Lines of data
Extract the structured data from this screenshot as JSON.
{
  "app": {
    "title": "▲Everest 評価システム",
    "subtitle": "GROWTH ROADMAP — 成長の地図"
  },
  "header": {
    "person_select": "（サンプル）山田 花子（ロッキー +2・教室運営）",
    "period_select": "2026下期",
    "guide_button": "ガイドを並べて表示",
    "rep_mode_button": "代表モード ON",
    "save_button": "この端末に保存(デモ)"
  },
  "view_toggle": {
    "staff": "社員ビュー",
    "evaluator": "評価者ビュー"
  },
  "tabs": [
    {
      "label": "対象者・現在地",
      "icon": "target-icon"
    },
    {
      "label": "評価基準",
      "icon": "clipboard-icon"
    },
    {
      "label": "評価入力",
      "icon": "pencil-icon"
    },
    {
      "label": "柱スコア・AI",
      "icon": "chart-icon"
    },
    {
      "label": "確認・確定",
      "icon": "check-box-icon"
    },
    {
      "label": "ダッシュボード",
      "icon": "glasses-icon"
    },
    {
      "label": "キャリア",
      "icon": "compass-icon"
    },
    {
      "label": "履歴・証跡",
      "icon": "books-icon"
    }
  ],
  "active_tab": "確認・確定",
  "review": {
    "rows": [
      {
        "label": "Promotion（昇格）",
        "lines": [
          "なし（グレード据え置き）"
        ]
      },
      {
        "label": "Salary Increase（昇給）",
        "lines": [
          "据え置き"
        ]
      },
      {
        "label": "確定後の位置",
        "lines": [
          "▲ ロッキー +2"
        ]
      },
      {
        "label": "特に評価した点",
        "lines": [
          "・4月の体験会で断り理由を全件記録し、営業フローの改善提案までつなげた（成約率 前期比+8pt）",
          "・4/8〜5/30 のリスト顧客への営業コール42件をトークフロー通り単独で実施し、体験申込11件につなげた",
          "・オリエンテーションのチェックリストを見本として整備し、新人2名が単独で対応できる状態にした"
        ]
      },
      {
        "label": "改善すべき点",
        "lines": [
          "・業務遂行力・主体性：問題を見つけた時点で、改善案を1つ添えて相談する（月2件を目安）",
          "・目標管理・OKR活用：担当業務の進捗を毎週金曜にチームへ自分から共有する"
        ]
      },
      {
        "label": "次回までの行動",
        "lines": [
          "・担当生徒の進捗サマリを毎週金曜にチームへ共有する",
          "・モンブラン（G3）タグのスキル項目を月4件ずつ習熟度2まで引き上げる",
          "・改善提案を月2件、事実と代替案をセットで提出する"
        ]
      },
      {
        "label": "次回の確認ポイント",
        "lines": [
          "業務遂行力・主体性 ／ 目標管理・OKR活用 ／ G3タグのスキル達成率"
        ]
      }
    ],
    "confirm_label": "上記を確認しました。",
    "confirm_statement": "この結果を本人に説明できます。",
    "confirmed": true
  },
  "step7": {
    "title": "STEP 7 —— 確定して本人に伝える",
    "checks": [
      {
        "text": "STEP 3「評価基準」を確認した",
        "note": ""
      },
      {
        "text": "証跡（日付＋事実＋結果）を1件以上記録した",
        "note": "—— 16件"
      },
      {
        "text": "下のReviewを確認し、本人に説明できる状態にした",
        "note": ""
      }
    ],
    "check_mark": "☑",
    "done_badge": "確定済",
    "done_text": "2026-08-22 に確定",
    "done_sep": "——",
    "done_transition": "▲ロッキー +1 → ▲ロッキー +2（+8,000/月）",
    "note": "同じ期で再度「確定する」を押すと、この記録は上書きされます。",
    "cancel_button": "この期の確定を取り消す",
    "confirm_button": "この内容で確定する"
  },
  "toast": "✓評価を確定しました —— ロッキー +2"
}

• WRITTEN PROBLEM:
Exactly as they are written, print the entries again.

• EXERCISE SOLUTION:
Extract the structured data from this screenshot as JSON.
{
  "app": {
    "title": "▲Everest 評価システム",
    "subtitle": "GROWTH ROADMAP — 成長の地図"
  },
  "header": {
    "person_select": "（サンプル）山田 花子（ロッキー +2・教室運営）",
    "period_select": "2026下期",
    "guide_button": "ガイドを並べて表示",
    "rep_mode_button": "代表モード ON",
    "save_button": "この端末に保存(デモ)"
  },
  "view_toggle": {
    "staff": "社員ビュー",
    "evaluator": "評価者ビュー"
  },
  "tabs": [
    {
      "label": "対象者・現在地",
      "icon": "target-icon"
    },
    {
      "label": "評価基準",
      "icon": "clipboard-icon"
    },
    {
      "label": "評価入力",
      "icon": "pencil-icon"
    },
    {
      "label": "柱スコア・AI",
      "icon": "chart-icon"
    },
    {
      "label": "確認・確定",
      "icon": "check-box-icon"
    },
    {
      "label": "ダッシュボード",
      "icon": "glasses-icon"
    },
    {
      "label": "キャリア",
      "icon": "compass-icon"
    },
    {
      "label": "履歴・証跡",
      "icon": "books-icon"
    }
  ],
  "active_tab": "確認・確定",
  "review": {
    "rows": [
      {
        "label": "Promotion（昇格）",
        "lines": [
          "なし（グレード据え置き）"
        ]
      },
      {
        "label": "Salary Increase（昇給）",
        "lines": [
          "据え置き"
        ]
      },
      {
        "label": "確定後の位置",
        "lines": [
          "▲ ロッキー +2"
        ]
      },
      {
        "label": "特に評価した点",
        "lines": [
          "・4月の体験会で断り理由を全件記録し、営業フローの改善提案までつなげた（成約率 前期比+8pt）",
          "・4/8〜5/30 のリスト顧客への営業コール42件をトークフロー通り単独で実施し、体験申込11件につなげた",
          "・オリエンテーションのチェックリストを見本として整備し、新人2名が単独で対応できる状態にした"
        ]
      },
      {
        "label": "改善すべき点",
        "lines": [
          "・業務遂行力・主体性：問題を見つけた時点で、改善案を1つ添えて相談する（月2件を目安）",
          "・目標管理・OKR活用：担当業務の進捗を毎週金曜にチームへ自分から共有する"
        ]
      },
      {
        "label": "次回までの行動",
        "lines": [
          "・担当生徒の進捗サマリを毎週金曜にチームへ共有する",
          "・モンブラン（G3）タグのスキル項目を月4件ずつ習熟度2まで引き上げる",
          "・改善提案を月2件、事実と代替案をセットで提出する"
        ]
      },
      {
        "label": "次回の確認ポイント",
        "lines": [
          "業務遂行力・主体性 ／ 目標管理・OKR活用 ／ G3タグのスキル達成率"
        ]
      }
    ],
    "confirm_label": "上記を確認しました。",
    "confirm_statement": "この結果を本人に説明できます。",
    "confirmed": true
  },
  "step7": {
    "title": "STEP 7 —— 確定して本人に伝える",
    "checks": [
      {
        "text": "STEP 3「評価基準」を確認した",
        "note": ""
      },
      {
        "text": "証跡（日付＋事実＋結果）を1件以上記録した",
        "note": "—— 16件"
      },
      {
        "text": "下のReviewを確認し、本人に説明できる状態にした",
        "note": ""
      }
    ],
    "check_mark": "☑",
    "done_badge": "確定済",
    "done_text": "2026-08-22 に確定",
    "done_sep": "——",
    "done_transition": "▲ロッキー +1 → ▲ロッキー +2（+8,000/月）",
    "note": "同じ期で再度「確定する」を押すと、この記録は上書きされます。",
    "cancel_button": "この期の確定を取り消す",
    "confirm_button": "この内容で確定する"
  },
  "toast": "✓評価を確定しました —— ロッキー +2"
}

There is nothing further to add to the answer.